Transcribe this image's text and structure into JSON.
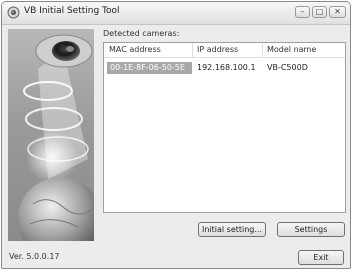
{
  "window": {
    "title": "VB Initial Setting Tool",
    "controls": {
      "minimize": "–",
      "maximize": "□",
      "close": "✕"
    }
  },
  "main": {
    "detected_label": "Detected cameras:",
    "columns": [
      "MAC address",
      "IP address",
      "Model name"
    ],
    "rows": [
      {
        "mac": "00-1E-8F-06-50-5E",
        "ip": "192.168.100.1",
        "model": "VB-C500D",
        "selected": true
      }
    ]
  },
  "buttons": {
    "initial_setting": "Initial setting...",
    "settings": "Settings",
    "exit": "Exit"
  },
  "footer": {
    "version": "Ver. 5.0.0.17"
  },
  "icons": {
    "app": "camera-icon",
    "minimize": "minimize-icon",
    "maximize": "maximize-icon",
    "close": "close-icon"
  },
  "colors": {
    "selection": "#a8a8a8",
    "window_bg": "#ececec"
  }
}
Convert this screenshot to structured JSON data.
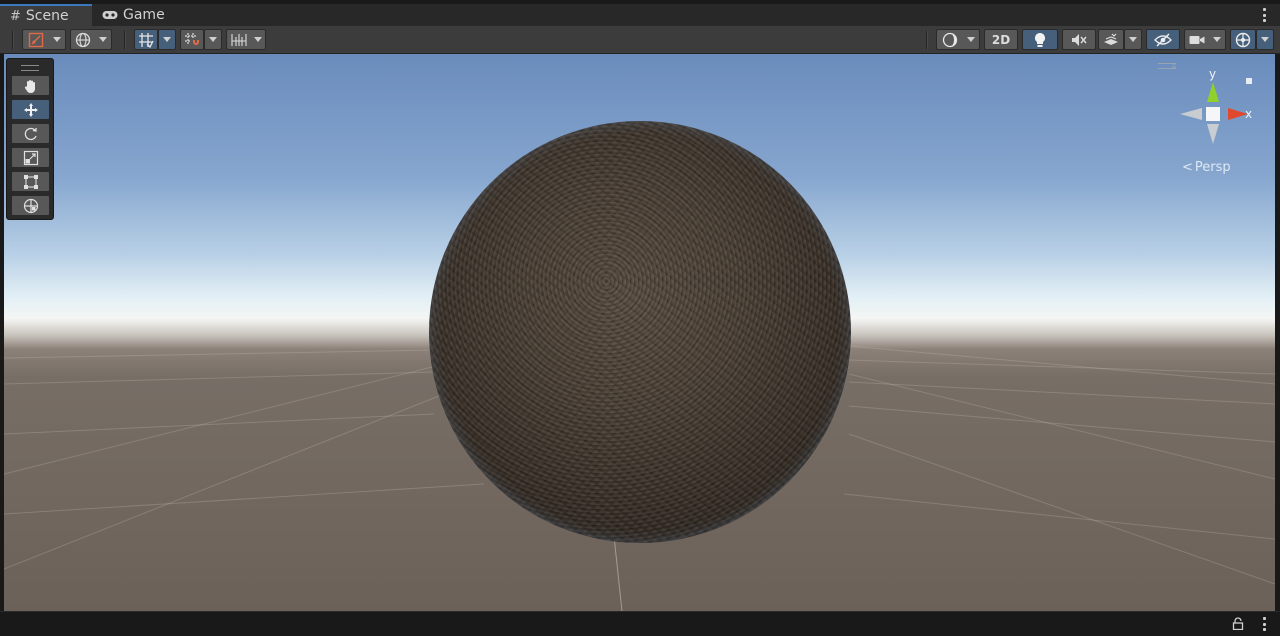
{
  "tabs": [
    {
      "label": "Scene",
      "icon": "grid-hash-icon",
      "active": true
    },
    {
      "label": "Game",
      "icon": "gamepad-icon",
      "active": false
    }
  ],
  "toolbar": {
    "view_2d_label": "2D",
    "accent_color": "#46607c"
  },
  "tools": [
    {
      "name": "hand-tool",
      "icon": "hand-icon",
      "active": false
    },
    {
      "name": "move-tool",
      "icon": "move-arrows-icon",
      "active": true
    },
    {
      "name": "rotate-tool",
      "icon": "rotate-icon",
      "active": false
    },
    {
      "name": "scale-tool",
      "icon": "scale-icon",
      "active": false
    },
    {
      "name": "rect-tool",
      "icon": "rect-transform-icon",
      "active": false
    },
    {
      "name": "transform-tool",
      "icon": "transform-icon",
      "active": false
    }
  ],
  "gizmo": {
    "y_label": "y",
    "x_label": "x",
    "projection_label": "Persp",
    "x_color": "#e0492e",
    "y_color": "#8fd12a"
  }
}
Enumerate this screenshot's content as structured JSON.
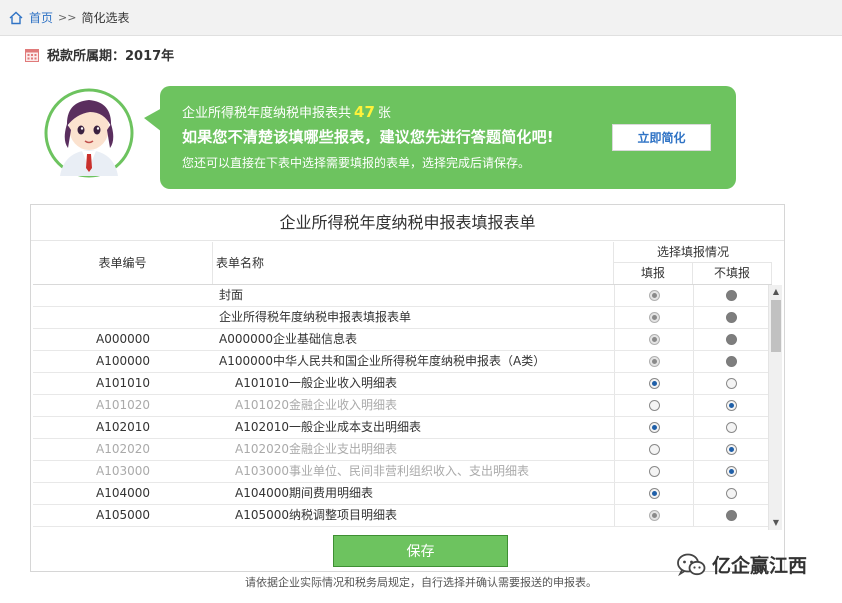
========================================
--- Short task ---
Reproduce each line of the material containing the word "Initial".

--- Full response ---
    "title": "VB Initial Setting Tool",
    "initial_setting": "Initial setting...",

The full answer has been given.